▶ [Your instructions] Quote every line of the material below word for word, leaving out the picture markers.

>> Begin Provided records

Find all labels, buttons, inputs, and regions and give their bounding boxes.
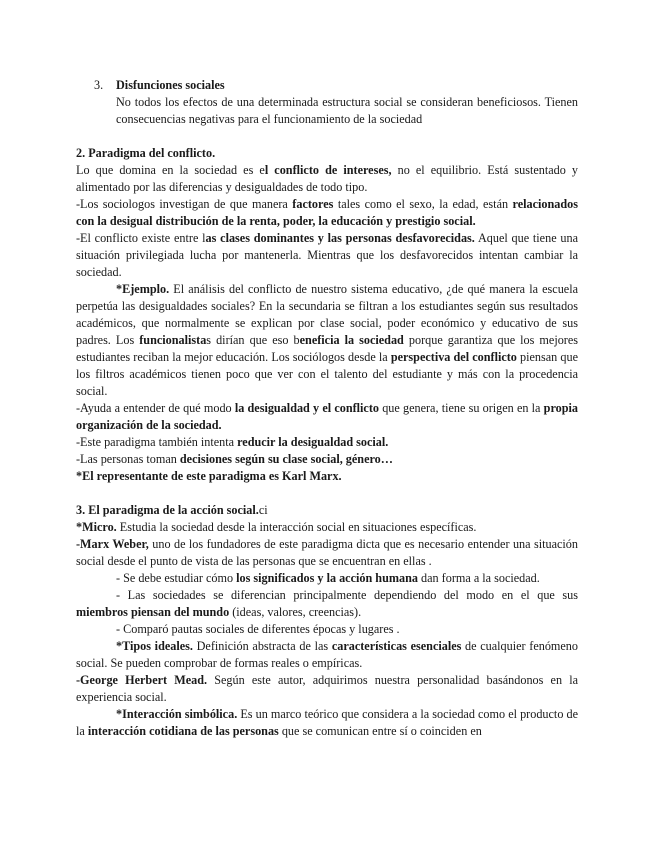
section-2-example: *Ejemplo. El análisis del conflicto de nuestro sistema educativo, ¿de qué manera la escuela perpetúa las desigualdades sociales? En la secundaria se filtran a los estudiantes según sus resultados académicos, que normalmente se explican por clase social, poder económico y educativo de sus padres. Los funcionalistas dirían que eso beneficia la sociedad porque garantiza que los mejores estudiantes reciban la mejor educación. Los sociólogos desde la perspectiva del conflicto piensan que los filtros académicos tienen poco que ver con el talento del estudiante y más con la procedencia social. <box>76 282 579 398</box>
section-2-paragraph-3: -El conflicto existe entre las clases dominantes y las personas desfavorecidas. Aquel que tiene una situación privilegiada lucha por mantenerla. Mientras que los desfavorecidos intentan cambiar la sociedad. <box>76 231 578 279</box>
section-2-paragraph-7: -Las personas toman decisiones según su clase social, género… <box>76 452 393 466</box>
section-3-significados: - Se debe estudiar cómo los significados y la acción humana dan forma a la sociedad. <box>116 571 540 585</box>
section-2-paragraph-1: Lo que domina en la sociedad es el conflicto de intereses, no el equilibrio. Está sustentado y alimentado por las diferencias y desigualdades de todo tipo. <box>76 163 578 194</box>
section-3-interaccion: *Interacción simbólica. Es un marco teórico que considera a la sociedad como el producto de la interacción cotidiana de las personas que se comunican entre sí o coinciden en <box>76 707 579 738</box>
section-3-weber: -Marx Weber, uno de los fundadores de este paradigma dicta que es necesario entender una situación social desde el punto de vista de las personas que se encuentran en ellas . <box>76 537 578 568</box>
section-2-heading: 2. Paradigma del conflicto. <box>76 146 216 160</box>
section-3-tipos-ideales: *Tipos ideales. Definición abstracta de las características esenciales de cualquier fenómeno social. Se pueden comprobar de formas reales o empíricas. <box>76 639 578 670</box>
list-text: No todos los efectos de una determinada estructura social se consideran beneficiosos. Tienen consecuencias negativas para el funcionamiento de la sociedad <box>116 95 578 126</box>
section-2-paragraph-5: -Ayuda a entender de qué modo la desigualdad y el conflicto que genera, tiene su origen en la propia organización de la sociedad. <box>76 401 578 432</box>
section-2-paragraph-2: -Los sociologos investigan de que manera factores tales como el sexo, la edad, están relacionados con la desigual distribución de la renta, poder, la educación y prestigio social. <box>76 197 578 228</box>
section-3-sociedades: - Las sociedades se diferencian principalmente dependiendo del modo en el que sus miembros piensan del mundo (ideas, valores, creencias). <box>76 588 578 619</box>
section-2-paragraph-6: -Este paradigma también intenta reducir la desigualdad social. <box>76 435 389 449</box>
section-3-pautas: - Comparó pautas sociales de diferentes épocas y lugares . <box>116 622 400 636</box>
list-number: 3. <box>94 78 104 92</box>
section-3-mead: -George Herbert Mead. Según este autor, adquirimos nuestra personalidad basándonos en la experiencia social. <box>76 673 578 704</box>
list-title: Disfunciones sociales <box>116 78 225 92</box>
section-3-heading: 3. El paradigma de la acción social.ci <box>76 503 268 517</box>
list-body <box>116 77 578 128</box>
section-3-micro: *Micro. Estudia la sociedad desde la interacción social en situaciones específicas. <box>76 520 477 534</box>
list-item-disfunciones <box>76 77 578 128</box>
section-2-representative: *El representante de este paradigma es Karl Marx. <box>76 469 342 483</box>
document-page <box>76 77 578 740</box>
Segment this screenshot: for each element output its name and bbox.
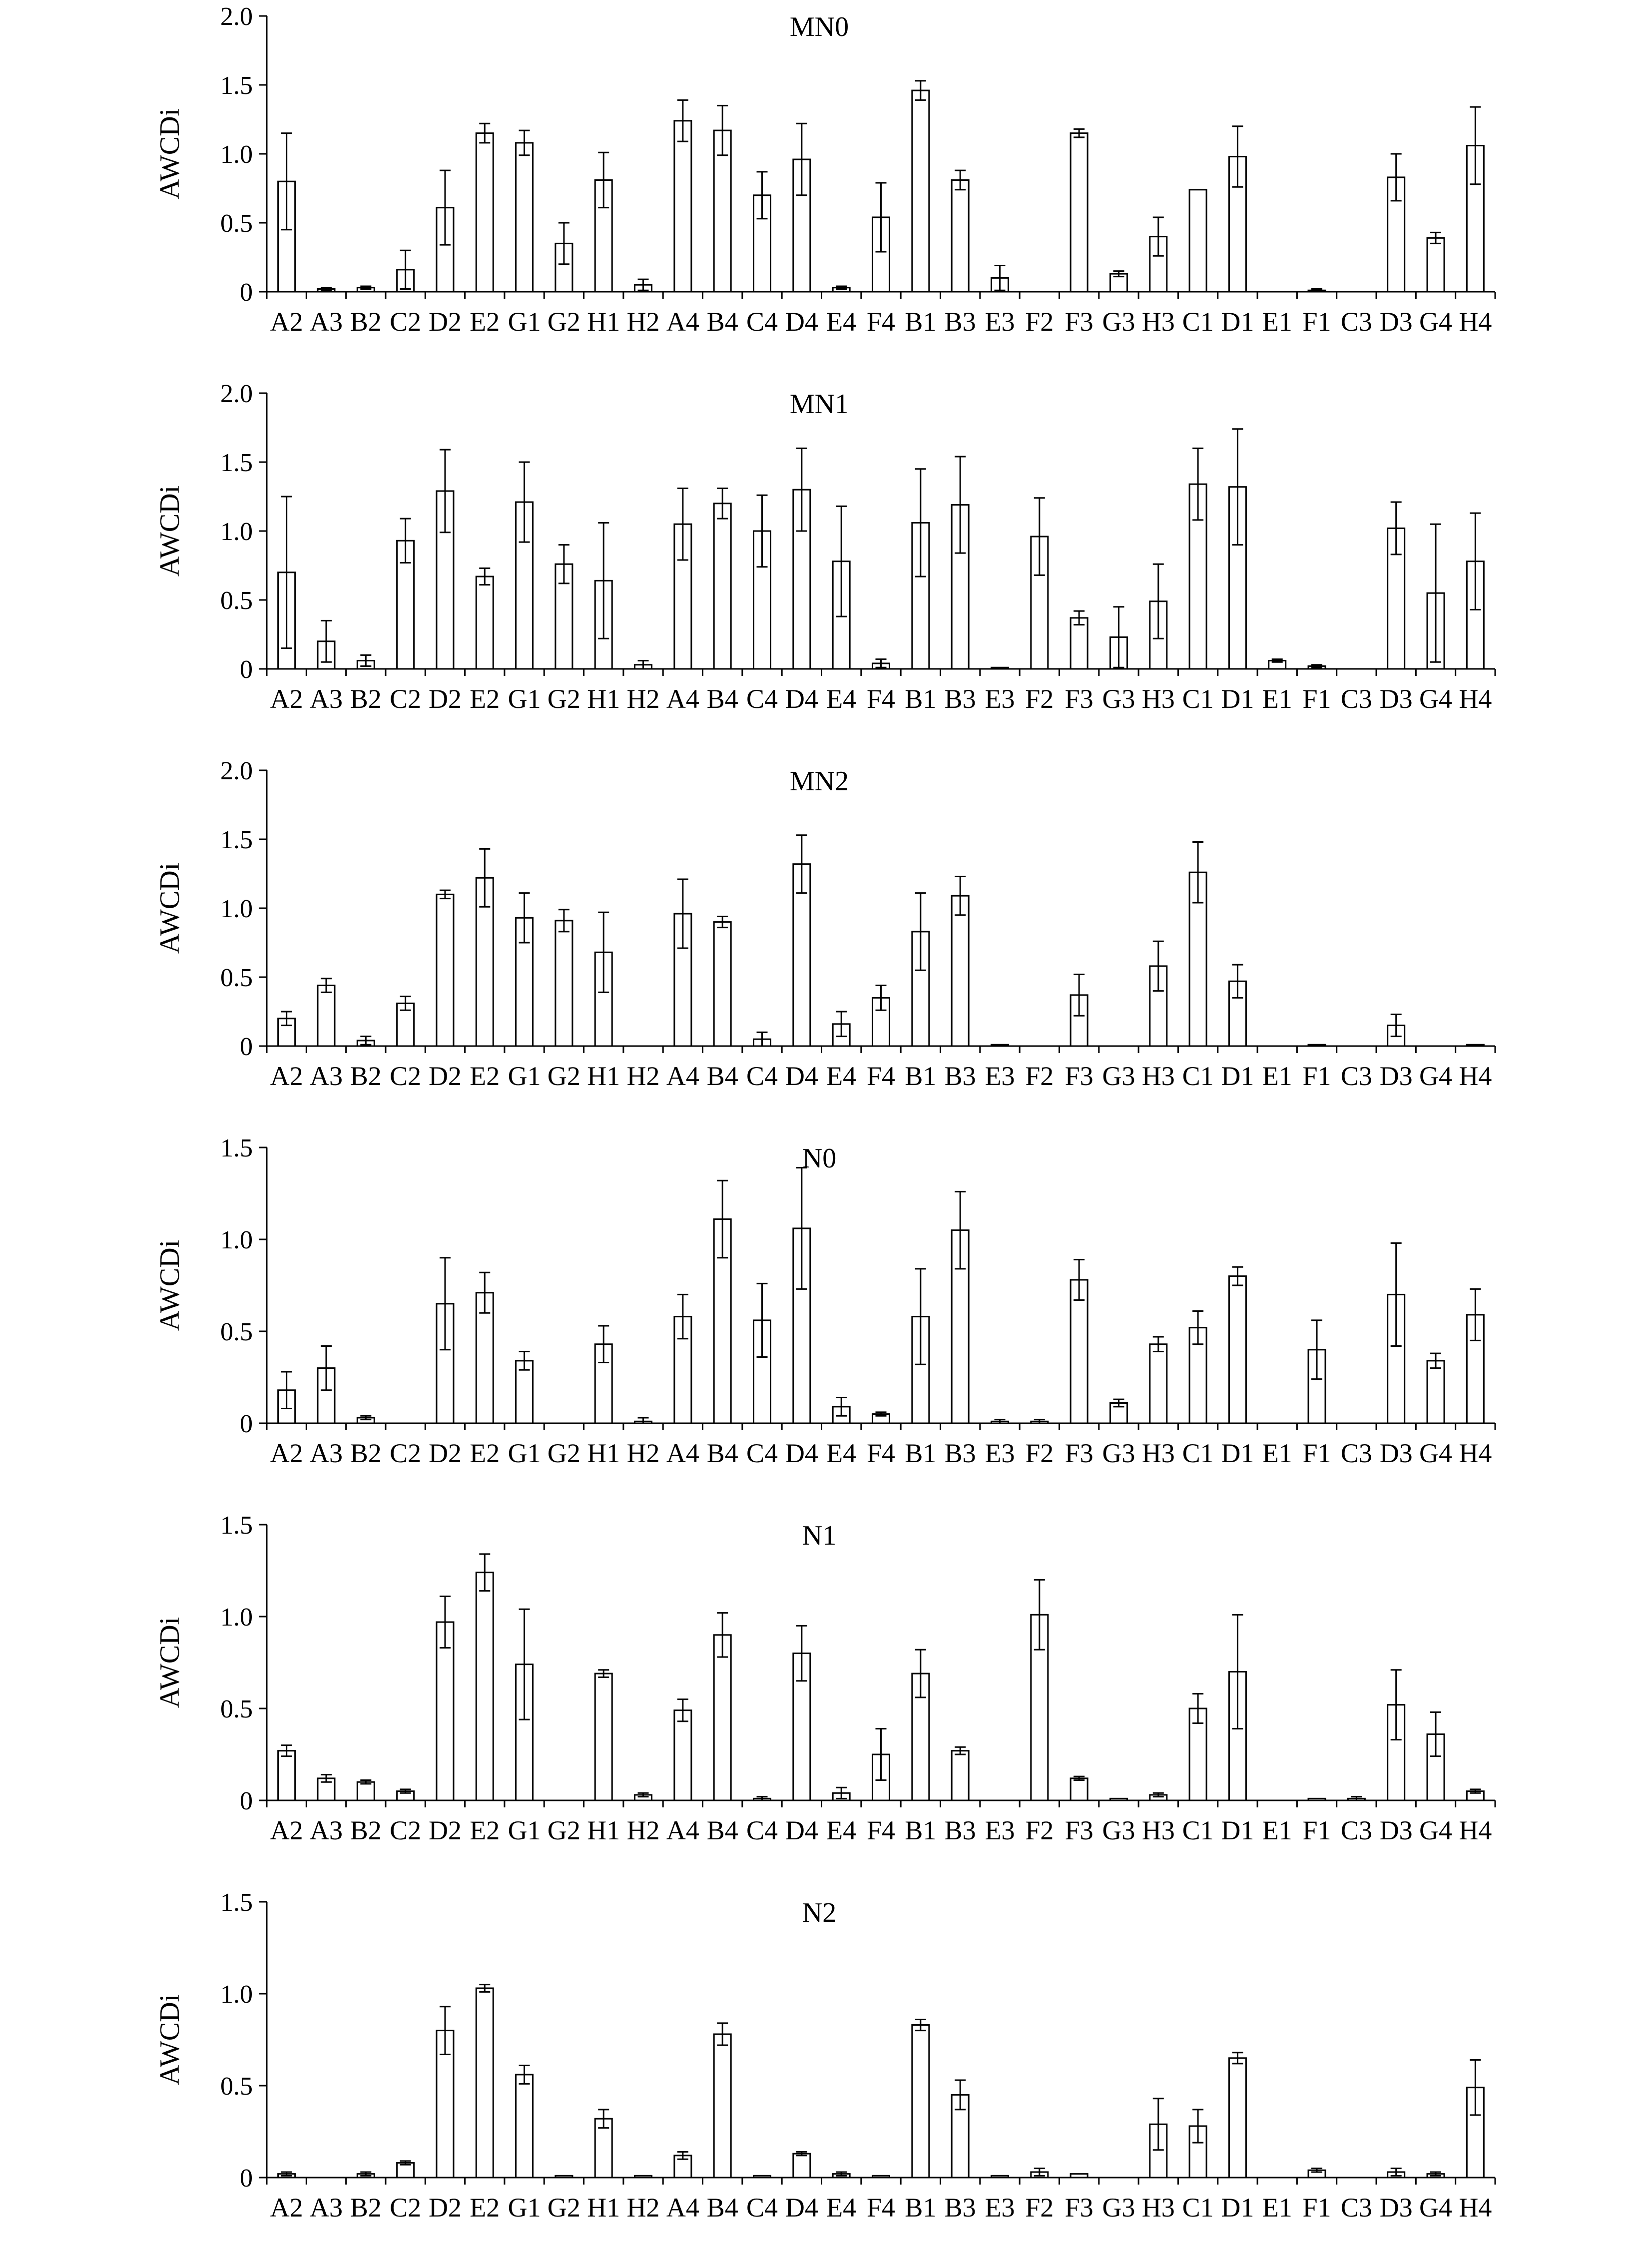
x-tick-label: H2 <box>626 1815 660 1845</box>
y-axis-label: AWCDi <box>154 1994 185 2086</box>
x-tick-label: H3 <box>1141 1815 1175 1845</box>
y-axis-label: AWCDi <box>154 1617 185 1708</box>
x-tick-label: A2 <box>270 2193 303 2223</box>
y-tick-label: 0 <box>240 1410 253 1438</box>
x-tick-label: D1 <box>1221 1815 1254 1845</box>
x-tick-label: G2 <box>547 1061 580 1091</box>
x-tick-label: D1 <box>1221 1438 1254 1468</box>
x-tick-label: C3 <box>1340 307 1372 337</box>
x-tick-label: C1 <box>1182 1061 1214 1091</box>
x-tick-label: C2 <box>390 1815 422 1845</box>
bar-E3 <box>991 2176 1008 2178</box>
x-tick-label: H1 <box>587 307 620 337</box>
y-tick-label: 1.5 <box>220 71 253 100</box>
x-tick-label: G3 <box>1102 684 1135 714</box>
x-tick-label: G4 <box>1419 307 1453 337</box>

>> End Provided records

▶ [Solution for this problem]
Find all labels, buttons, inputs, and regions and give their bounding boxes.
section-2-example: *Ejemplo. El análisis del conflicto de nuestro sistema educativo, ¿de qué manera la escuela perpetúa las desigualdades sociales? En la secundaria se filtran a los estudiantes según sus resultados académicos, que normalmente se explican por clase social, poder económico y educativo de sus padres. Los funcionalistas dirían que eso beneficia la sociedad porque garantiza que los mejores estudiantes reciban la mejor educación. Los sociólogos desde la perspectiva del conflicto piensan que los filtros académicos tienen poco que ver con el talento del estudiante y más con la procedencia social. <box>76 282 579 398</box>
section-2-paragraph-3: -El conflicto existe entre las clases dominantes y las personas desfavorecidas. Aquel que tiene una situación privilegiada lucha por mantenerla. Mientras que los desfavorecidos intentan cambiar la sociedad. <box>76 231 578 279</box>
section-2-paragraph-7: -Las personas toman decisiones según su clase social, género… <box>76 452 393 466</box>
section-3-significados: - Se debe estudiar cómo los significados y la acción humana dan forma a la sociedad. <box>116 571 540 585</box>
section-2-paragraph-1: Lo que domina en la sociedad es el conflicto de intereses, no el equilibrio. Está sustentado y alimentado por las diferencias y desigualdades de todo tipo. <box>76 163 578 194</box>
section-3-interaccion: *Interacción simbólica. Es un marco teórico que considera a la sociedad como el producto de la interacción cotidiana de las personas que se comunican entre sí o coinciden en <box>76 707 579 738</box>
section-3-weber: -Marx Weber, uno de los fundadores de este paradigma dicta que es necesario entender una situación social desde el punto de vista de las personas que se encuentran en ellas . <box>76 537 578 568</box>
section-2-heading: 2. Paradigma del conflicto. <box>76 146 216 160</box>
section-3-tipos-ideales: *Tipos ideales. Definición abstracta de las características esenciales de cualquier fenómeno social. Se pueden comprobar de formas reales o empíricas. <box>76 639 578 670</box>
list-text: No todos los efectos de una determinada estructura social se consideran beneficiosos. Tienen consecuencias negativas para el funcionamiento de la sociedad <box>116 95 578 126</box>
section-2-paragraph-5: -Ayuda a entender de qué modo la desigualdad y el conflicto que genera, tiene su origen en la propia organización de la sociedad. <box>76 401 578 432</box>
section-2-paragraph-2: -Los sociologos investigan de que manera factores tales como el sexo, la edad, están relacionados con la desigual distribución de la renta, poder, la educación y prestigio social. <box>76 197 578 228</box>
section-3-sociedades: - Las sociedades se diferencian principalmente dependiendo del modo en el que sus miembros piensan del mundo (ideas, valores, creencias). <box>76 588 578 619</box>
section-2-paragraph-6: -Este paradigma también intenta reducir la desigualdad social. <box>76 435 389 449</box>
section-3-pautas: - Comparó pautas sociales de diferentes épocas y lugares . <box>116 622 400 636</box>
list-number: 3. <box>94 78 104 92</box>
section-3-mead: -George Herbert Mead. Según este autor, adquirimos nuestra personalidad basándonos en la experiencia social. <box>76 673 578 704</box>
list-title: Disfunciones sociales <box>116 78 225 92</box>
section-3-heading: 3. El paradigma de la acción social.ci <box>76 503 268 517</box>
list-body <box>116 77 578 128</box>
section-3-micro: *Micro. Estudia la sociedad desde la interacción social en situaciones específicas. <box>76 520 477 534</box>
list-item-disfunciones <box>76 77 578 128</box>
section-2-representative: *El representante de este paradigma es Karl Marx. <box>76 469 342 483</box>
document-page <box>76 77 578 740</box>
Segment this screenshot: for each element output its name and bbox.
x-tick-label: H2 <box>626 1815 660 1845</box>
y-axis-label: AWCDi <box>154 1994 185 2086</box>
x-tick-label: H3 <box>1141 1815 1175 1845</box>
y-axis-label: AWCDi <box>154 1617 185 1708</box>
x-tick-label: A2 <box>270 2193 303 2223</box>
y-tick-label: 0 <box>240 1410 253 1438</box>
x-tick-label: D1 <box>1221 1815 1254 1845</box>
x-tick-label: G2 <box>547 1061 580 1091</box>
x-tick-label: D1 <box>1221 1438 1254 1468</box>
x-tick-label: C3 <box>1340 307 1372 337</box>
x-tick-label: C1 <box>1182 1061 1214 1091</box>
x-tick-label: C2 <box>390 1815 422 1845</box>
bar-E3 <box>991 2176 1008 2178</box>
x-tick-label: H1 <box>587 307 620 337</box>
y-tick-label: 1.5 <box>220 71 253 100</box>
x-tick-label: G3 <box>1102 684 1135 714</box>
x-tick-label: G4 <box>1419 307 1453 337</box>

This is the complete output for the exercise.